Look for the string "года" and copy every line that has it.

■ Material supplied:

■ ■ ■ ■ ■ ■ ■

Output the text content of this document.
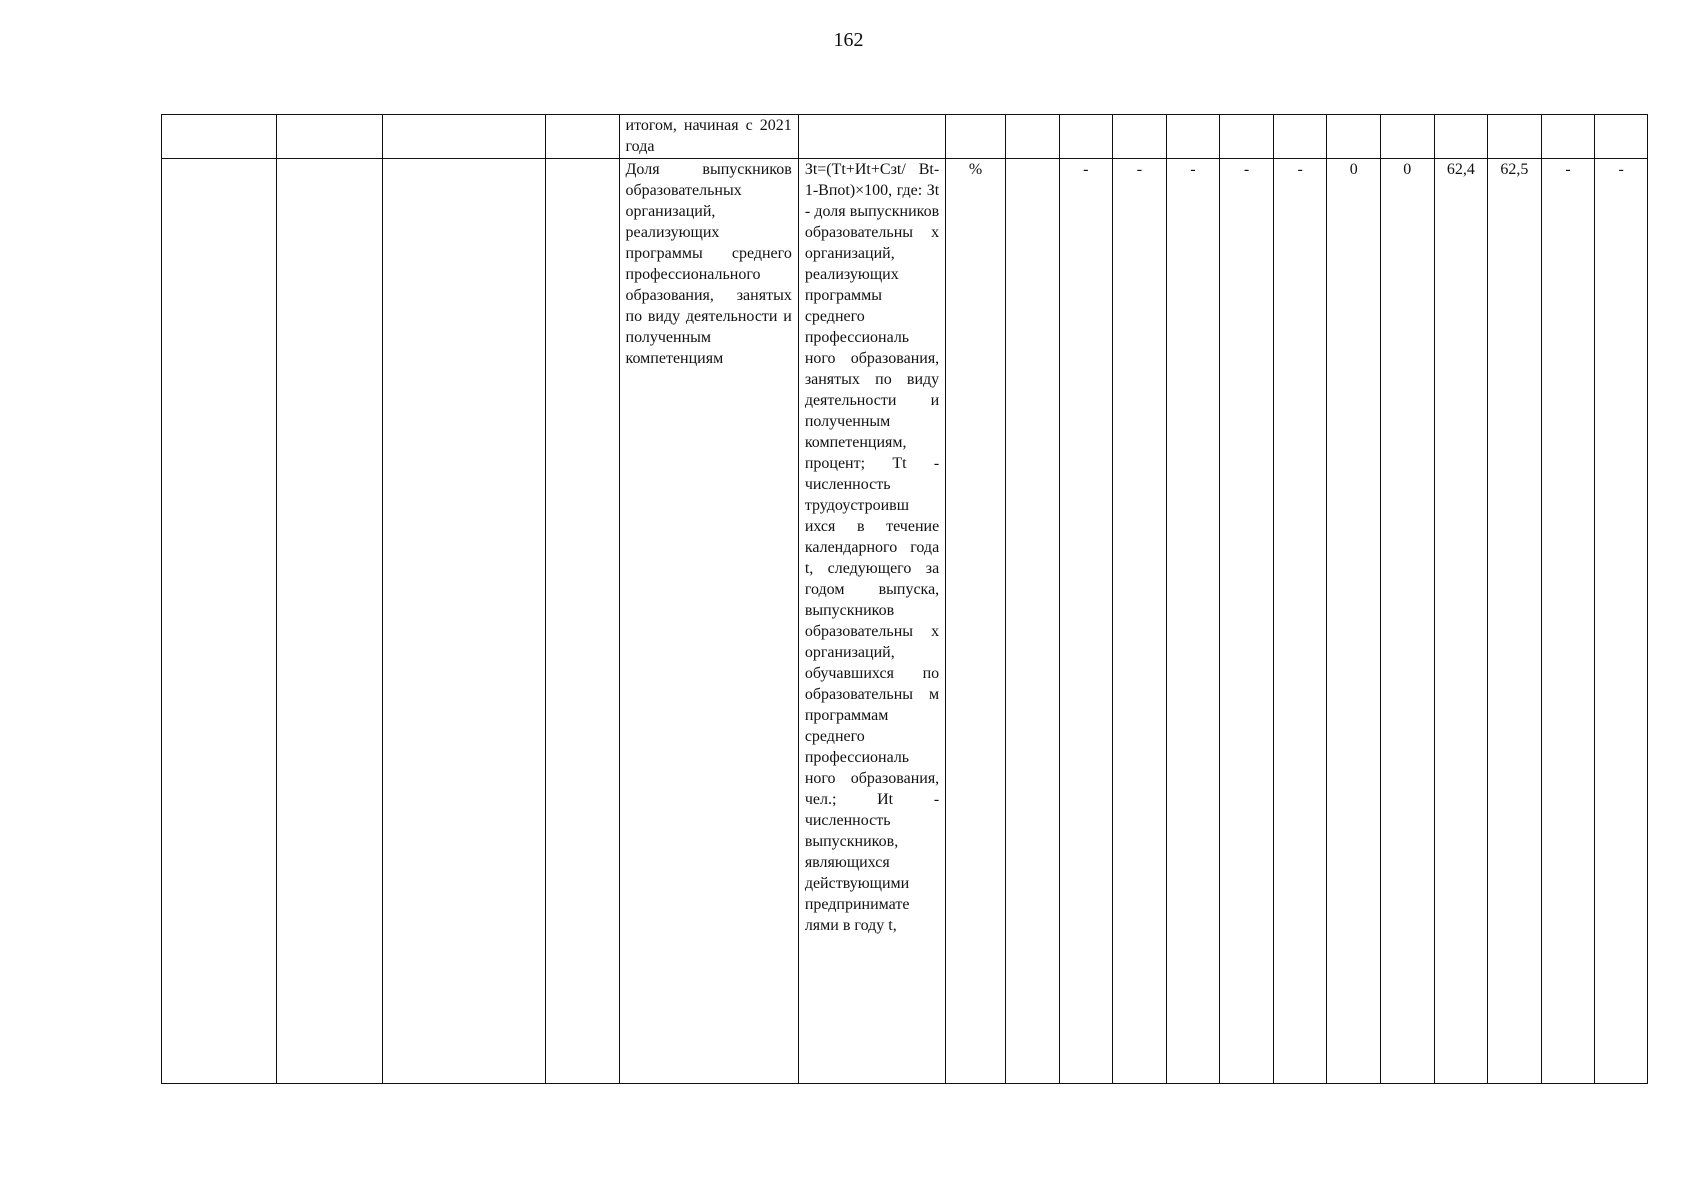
162

				итогом, начиная с 2021 года														

				Доля выпускников образовательных организаций, реализующих программы среднего профессионального образования, занятых по виду деятельности и полученным компетенциям	Зt=(Тt+Иt+Сзt/ Вt-1-Впоt)×100, где: Зt - доля выпускников образовательны х организаций, реализующих программы среднего профессиональ ного образования, занятых по виду деятельности и полученным компетенциям, процент; Тt - численность трудоустроивш ихся в течение календарного года t, следующего за годом выпуска, выпускников образовательны х организаций, обучавшихся по образовательны м программам среднего профессиональ ного образования, чел.; Иt - численность выпускников, являющихся действующими предпринимате лями в году t,	%		-	-	-	-	-	0	0	62,4	62,5	-	-
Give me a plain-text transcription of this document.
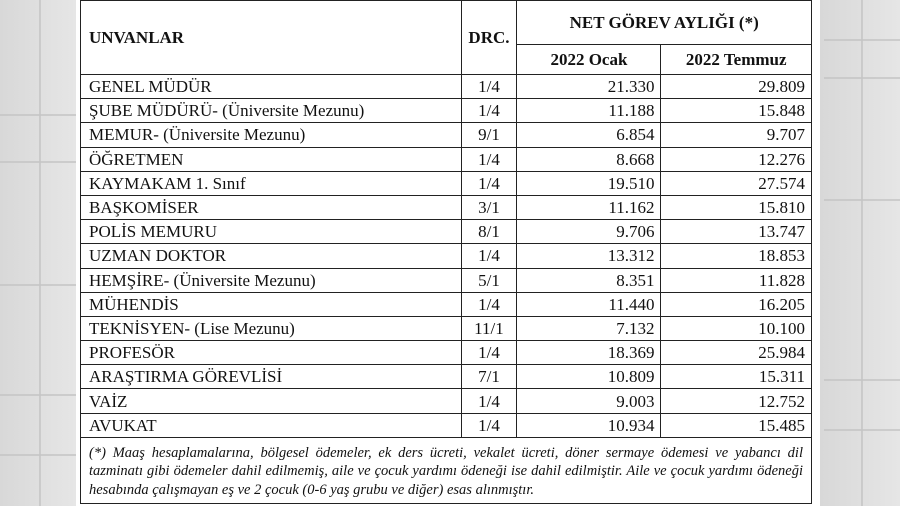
UNVANLAR	DRC.	NET GÖREV AYLIĞI (*)	
		2022 Ocak	2022 Temmuz
GENEL MÜDÜR	1/4	21.330	29.809
ŞUBE MÜDÜRÜ- (Üniversite Mezunu)	1/4	11.188	15.848
MEMUR- (Üniversite Mezunu)	9/1	6.854	9.707
ÖĞRETMEN	1/4	8.668	12.276
KAYMAKAM 1. Sınıf	1/4	19.510	27.574
BAŞKOMİSER	3/1	11.162	15.810
POLİS MEMURU	8/1	9.706	13.747
UZMAN DOKTOR	1/4	13.312	18.853
HEMŞİRE- (Üniversite Mezunu)	5/1	8.351	11.828
MÜHENDİS	1/4	11.440	16.205
TEKNİSYEN- (Lise Mezunu)	11/1	7.132	10.100
PROFESÖR	1/4	18.369	25.984
ARAŞTIRMA GÖREVLİSİ	7/1	10.809	15.311
VAİZ	1/4	9.003	12.752
AVUKAT	1/4	10.934	15.485
(*) Maaş hesaplamalarına, bölgesel ödemeler, ek ders ücreti, vekalet ücreti, döner sermaye ödemesi ve yabancı dil tazminatı gibi ödemeler dahil edilmemiş, aile ve çocuk yardımı ödeneği ise dahil edilmiştir. Aile ve çocuk yardımı ödeneği hesabında çalışmayan eş ve 2 çocuk (0-6 yaş grubu ve diğer) esas alınmıştır.			
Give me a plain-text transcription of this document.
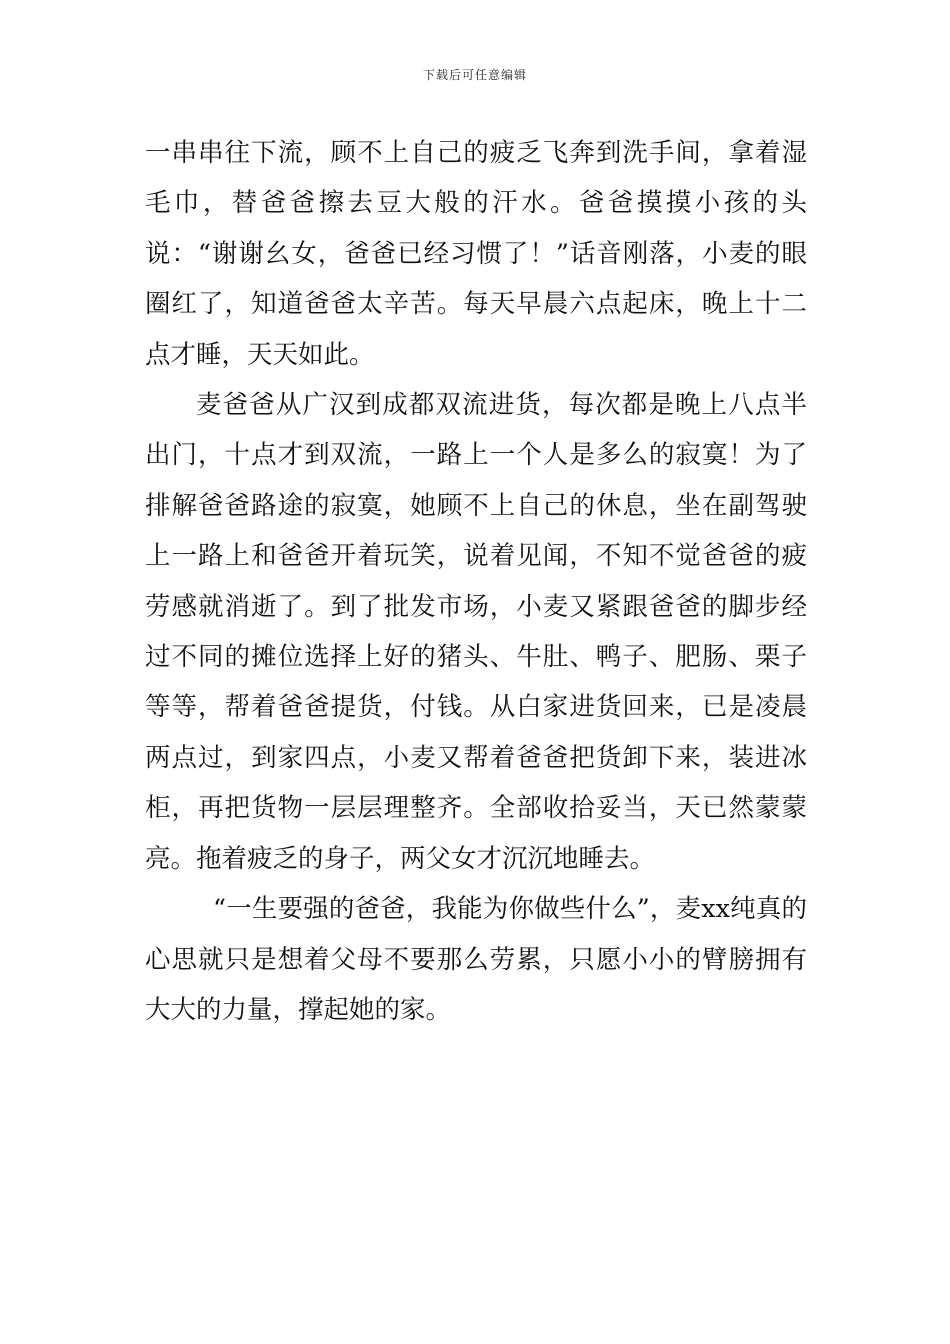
下载后可任意编辑

一串串往下流，顾不上自己的疲乏飞奔到洗手间，拿着湿毛巾，替爸爸擦去豆大般的汗水。爸爸摸摸小孩的头说：“谢谢幺女，爸爸已经习惯了！”话音刚落，小麦的眼圈红了，知道爸爸太辛苦。每天早晨六点起床，晚上十二点才睡，天天如此。

麦爸爸从广汉到成都双流进货，每次都是晚上八点半出门，十点才到双流，一路上一个人是多么的寂寞！为了排解爸爸路途的寂寞，她顾不上自己的休息，坐在副驾驶上一路上和爸爸开着玩笑，说着见闻，不知不觉爸爸的疲劳感就消逝了。到了批发市场，小麦又紧跟爸爸的脚步经过不同的摊位选择上好的猪头、牛肚、鸭子、肥肠、栗子等等，帮着爸爸提货，付钱。从白家进货回来，已是凌晨两点过，到家四点，小麦又帮着爸爸把货卸下来，装进冰柜，再把货物一层层理整齐。全部收拾妥当，天已然蒙蒙亮。拖着疲乏的身子，两父女才沉沉地睡去。

“一生要强的爸爸，我能为你做些什么”，麦xx纯真的心思就只是想着父母不要那么劳累，只愿小小的臂膀拥有大大的力量，撑起她的家。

■ ■ ■ ■ ■ ■ ■

■ Response:
				итогом, начиная с 2021 года														
				Доля выпускников образовательных организаций, реализующих программы среднего профессионального образования, занятых по виду деятельности и полученным компетенциям	Зt=(Тt+Иt+Сзt/ Вt-1-Впоt)×100, где: Зt - доля выпускников образовательны х организаций, реализующих программы среднего профессиональ ного образования, занятых по виду деятельности и полученным компетенциям, процент; Тt - численность трудоустроивш ихся в течение календарного года t, следующего за годом выпуска, выпускников образовательны х организаций, обучавшихся по образовательны м программам среднего профессиональ ного образования, чел.; Иt - численность выпускников, являющихся действующими предпринимате лями в году t,	%		-	-	-	-	-	0	0	62,4	62,5	-	-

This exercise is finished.